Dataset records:
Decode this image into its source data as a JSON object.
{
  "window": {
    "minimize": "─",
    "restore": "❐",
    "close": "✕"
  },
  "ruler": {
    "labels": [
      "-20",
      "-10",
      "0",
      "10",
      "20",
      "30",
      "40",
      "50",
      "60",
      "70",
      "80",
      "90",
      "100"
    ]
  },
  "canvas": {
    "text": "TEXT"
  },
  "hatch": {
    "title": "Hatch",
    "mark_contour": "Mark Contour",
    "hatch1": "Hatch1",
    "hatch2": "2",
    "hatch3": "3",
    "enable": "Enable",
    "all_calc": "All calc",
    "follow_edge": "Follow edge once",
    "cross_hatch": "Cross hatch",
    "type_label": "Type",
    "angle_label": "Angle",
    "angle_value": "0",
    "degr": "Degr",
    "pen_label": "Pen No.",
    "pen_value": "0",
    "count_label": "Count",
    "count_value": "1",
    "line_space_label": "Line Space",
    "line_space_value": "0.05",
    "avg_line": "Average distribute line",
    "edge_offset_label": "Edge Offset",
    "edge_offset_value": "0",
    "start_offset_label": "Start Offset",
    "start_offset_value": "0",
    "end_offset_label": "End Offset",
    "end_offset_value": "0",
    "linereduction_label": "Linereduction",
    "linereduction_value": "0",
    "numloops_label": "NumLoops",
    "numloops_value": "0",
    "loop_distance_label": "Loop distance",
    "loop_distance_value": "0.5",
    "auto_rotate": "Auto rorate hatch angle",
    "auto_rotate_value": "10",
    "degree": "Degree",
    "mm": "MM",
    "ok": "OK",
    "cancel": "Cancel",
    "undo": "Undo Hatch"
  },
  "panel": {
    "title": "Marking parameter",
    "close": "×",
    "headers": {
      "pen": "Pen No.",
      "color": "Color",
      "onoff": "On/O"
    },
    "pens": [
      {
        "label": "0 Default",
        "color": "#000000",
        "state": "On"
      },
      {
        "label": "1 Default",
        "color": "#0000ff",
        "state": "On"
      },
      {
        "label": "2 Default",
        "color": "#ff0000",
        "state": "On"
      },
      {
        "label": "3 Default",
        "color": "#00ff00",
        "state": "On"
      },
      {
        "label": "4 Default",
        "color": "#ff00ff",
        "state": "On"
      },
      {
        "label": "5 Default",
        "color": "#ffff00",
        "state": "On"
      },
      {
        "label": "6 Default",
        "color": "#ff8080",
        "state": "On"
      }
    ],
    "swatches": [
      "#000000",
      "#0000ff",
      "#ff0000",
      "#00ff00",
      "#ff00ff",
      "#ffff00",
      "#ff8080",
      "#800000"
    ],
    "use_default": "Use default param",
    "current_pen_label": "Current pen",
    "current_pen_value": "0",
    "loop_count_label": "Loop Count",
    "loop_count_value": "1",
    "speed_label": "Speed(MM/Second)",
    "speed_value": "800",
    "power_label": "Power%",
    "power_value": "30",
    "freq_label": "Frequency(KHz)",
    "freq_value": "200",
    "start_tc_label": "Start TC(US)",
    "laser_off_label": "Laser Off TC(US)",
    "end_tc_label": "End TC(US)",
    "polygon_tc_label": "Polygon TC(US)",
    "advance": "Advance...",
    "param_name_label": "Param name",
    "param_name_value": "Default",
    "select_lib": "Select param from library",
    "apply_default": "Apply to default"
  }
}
...
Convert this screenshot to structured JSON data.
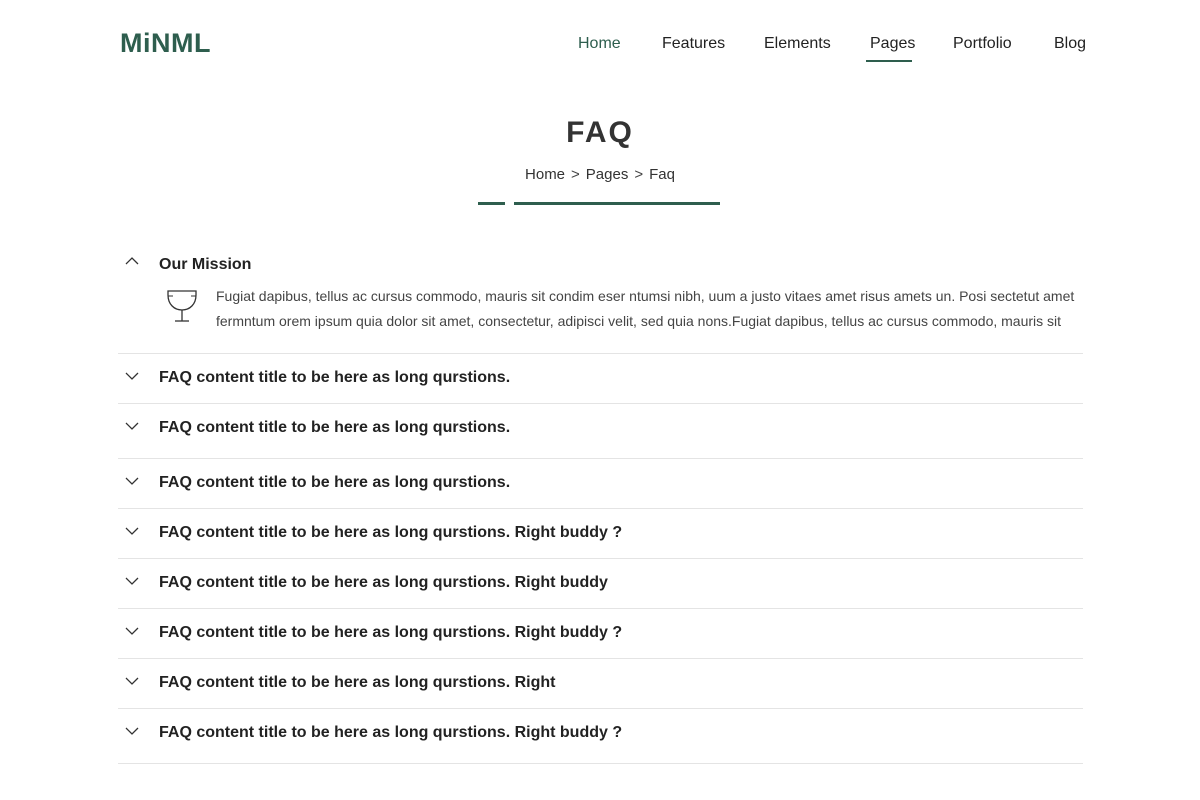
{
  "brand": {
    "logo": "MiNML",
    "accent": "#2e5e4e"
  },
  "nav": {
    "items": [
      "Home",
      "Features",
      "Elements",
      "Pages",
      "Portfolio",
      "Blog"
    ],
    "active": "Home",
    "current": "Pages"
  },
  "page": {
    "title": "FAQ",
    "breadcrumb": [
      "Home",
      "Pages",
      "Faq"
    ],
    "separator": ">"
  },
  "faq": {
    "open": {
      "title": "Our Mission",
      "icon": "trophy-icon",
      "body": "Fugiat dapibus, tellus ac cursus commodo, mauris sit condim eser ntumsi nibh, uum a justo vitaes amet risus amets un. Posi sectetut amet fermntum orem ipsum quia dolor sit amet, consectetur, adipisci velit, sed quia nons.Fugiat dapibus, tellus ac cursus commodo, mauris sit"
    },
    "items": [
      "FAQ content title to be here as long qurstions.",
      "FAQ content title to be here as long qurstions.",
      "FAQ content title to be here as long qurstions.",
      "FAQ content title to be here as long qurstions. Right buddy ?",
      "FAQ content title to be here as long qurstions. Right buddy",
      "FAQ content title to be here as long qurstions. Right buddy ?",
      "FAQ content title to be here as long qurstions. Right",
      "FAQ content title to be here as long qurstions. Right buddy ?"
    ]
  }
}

• _GIVEN EXERCISE_
Pick out every line with the string "title" and copy it.

• _WORKED SOLUTION_
    "title": "Hatch",
    "title": "Marking parameter",
    "title": "FAQ",
      "title": "Our Mission",
      "FAQ content title to be here as long qurstions.",
      "FAQ content title to be here as long qurstions.",
      "FAQ content title to be here as long qurstions.",
      "FAQ content title to be here as long qurstions. Right buddy ?",
      "FAQ content title to be here as long qurstions. Right buddy",
      "FAQ content title to be here as long qurstions. Right buddy ?",
      "FAQ content title to be here as long qurstions. Right",
      "FAQ content title to be here as long qurstions. Right buddy ?"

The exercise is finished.